Every entry needs to be reproduced exactly.

━━━ Record extracts ━━━

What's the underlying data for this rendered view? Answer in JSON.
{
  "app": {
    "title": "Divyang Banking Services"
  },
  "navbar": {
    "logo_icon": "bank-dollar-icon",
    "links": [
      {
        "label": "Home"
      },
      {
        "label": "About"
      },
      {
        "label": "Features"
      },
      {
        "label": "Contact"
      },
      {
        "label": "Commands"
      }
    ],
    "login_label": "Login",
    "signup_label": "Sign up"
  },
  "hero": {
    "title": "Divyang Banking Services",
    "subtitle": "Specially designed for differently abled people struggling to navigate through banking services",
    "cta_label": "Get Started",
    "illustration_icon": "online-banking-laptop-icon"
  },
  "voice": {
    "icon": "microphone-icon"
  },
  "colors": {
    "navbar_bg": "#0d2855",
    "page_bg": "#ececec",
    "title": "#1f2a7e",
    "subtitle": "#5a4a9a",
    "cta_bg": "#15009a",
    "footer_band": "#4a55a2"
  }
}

━━━

▶ [Worked answer]:
What's the underlying data for this rendered view? Answer in JSON.
{
  "app": {
    "title": "Divyang Banking Services"
  },
  "navbar": {
    "logo_icon": "bank-dollar-icon",
    "links": [
      {
        "label": "Home"
      },
      {
        "label": "About"
      },
      {
        "label": "Features"
      },
      {
        "label": "Contact"
      },
      {
        "label": "Commands"
      }
    ],
    "login_label": "Login",
    "signup_label": "Sign up"
  },
  "hero": {
    "title": "Divyang Banking Services",
    "subtitle": "Specially designed for differently abled people struggling to navigate through banking services",
    "cta_label": "Get Started",
    "illustration_icon": "online-banking-laptop-icon"
  },
  "voice": {
    "icon": "microphone-icon"
  },
  "colors": {
    "navbar_bg": "#0d2855",
    "page_bg": "#ececec",
    "title": "#1f2a7e",
    "subtitle": "#5a4a9a",
    "cta_bg": "#15009a",
    "footer_band": "#4a55a2"
  }
}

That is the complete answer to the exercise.